Return every line of the data below that includes the string "jurisdiction".

* Records
[BEGIN]
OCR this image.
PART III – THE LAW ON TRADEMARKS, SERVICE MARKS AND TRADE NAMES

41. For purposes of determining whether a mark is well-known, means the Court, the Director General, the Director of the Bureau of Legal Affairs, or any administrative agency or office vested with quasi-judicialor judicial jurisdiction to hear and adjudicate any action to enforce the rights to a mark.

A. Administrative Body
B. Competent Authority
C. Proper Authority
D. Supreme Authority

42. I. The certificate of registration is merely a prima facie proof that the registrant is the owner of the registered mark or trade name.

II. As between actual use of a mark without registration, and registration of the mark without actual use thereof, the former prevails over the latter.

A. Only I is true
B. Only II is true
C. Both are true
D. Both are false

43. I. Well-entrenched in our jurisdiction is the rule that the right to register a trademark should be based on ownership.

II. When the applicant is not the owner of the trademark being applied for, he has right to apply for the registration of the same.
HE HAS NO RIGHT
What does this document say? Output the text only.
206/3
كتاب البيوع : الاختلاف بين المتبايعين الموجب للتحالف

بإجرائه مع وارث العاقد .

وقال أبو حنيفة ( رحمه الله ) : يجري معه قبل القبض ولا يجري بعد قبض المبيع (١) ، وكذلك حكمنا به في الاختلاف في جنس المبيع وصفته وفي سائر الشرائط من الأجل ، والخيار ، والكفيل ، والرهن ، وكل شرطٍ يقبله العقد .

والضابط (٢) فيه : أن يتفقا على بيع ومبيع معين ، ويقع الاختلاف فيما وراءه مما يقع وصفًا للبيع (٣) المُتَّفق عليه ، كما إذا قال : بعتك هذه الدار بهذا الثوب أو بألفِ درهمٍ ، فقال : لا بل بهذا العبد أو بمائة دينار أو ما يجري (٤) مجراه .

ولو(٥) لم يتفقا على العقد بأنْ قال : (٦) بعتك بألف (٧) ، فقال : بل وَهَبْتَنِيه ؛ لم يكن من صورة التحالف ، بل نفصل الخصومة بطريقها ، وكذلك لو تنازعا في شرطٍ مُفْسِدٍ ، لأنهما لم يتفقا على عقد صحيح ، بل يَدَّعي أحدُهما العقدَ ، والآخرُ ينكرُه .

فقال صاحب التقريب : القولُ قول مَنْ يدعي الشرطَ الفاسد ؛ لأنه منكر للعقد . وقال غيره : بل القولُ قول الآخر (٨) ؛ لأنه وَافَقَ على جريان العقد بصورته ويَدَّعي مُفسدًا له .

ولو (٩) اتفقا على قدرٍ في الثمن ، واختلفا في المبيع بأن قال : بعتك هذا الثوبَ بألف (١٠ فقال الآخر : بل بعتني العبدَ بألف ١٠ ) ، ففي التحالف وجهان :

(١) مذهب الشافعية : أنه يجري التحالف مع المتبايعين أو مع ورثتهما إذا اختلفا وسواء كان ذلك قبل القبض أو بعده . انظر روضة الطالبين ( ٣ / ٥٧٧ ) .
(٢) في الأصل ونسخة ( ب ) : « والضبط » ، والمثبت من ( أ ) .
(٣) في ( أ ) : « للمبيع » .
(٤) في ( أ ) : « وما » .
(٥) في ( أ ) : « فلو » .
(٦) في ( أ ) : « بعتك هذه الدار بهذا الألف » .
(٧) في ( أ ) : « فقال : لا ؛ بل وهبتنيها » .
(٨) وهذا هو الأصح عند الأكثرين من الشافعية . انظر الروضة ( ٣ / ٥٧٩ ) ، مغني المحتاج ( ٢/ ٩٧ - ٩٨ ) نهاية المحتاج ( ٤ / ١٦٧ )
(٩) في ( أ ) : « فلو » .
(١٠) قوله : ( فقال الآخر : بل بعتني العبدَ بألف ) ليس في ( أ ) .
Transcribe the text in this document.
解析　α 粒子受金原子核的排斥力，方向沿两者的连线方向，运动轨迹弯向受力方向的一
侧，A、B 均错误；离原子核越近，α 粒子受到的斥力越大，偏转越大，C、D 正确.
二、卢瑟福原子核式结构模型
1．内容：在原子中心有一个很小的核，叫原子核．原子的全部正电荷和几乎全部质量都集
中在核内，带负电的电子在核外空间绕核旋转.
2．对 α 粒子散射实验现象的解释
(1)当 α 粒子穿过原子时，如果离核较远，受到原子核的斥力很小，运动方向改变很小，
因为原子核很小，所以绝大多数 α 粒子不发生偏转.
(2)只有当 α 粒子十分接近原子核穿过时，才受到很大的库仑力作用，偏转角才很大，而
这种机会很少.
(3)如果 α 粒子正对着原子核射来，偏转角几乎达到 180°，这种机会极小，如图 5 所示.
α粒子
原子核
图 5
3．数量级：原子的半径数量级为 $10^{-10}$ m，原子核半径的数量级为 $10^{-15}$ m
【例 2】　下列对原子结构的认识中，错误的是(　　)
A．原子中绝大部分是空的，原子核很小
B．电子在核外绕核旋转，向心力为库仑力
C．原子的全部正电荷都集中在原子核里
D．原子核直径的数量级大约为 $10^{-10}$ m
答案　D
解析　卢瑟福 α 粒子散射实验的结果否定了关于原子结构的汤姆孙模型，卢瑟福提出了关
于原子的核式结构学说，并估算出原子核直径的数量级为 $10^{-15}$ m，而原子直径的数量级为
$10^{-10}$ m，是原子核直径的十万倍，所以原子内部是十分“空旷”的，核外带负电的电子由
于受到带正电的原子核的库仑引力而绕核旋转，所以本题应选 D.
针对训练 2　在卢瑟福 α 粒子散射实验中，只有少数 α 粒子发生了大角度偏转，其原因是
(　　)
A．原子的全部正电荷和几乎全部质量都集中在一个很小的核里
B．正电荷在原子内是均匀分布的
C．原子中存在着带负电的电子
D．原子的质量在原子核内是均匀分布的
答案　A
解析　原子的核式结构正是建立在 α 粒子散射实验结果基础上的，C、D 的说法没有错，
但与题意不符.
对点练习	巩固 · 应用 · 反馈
[END]
* IN RESPONSE
41. For purposes of determining whether a mark is well-known, means the Court, the Director General, the Director of the Bureau of Legal Affairs, or any administrative agency or office vested with quasi-judicialor judicial jurisdiction to hear and adjudicate any action to enforce the rights to a mark.
43. I. Well-entrenched in our jurisdiction is the rule that the right to register a trademark should be based on ownership.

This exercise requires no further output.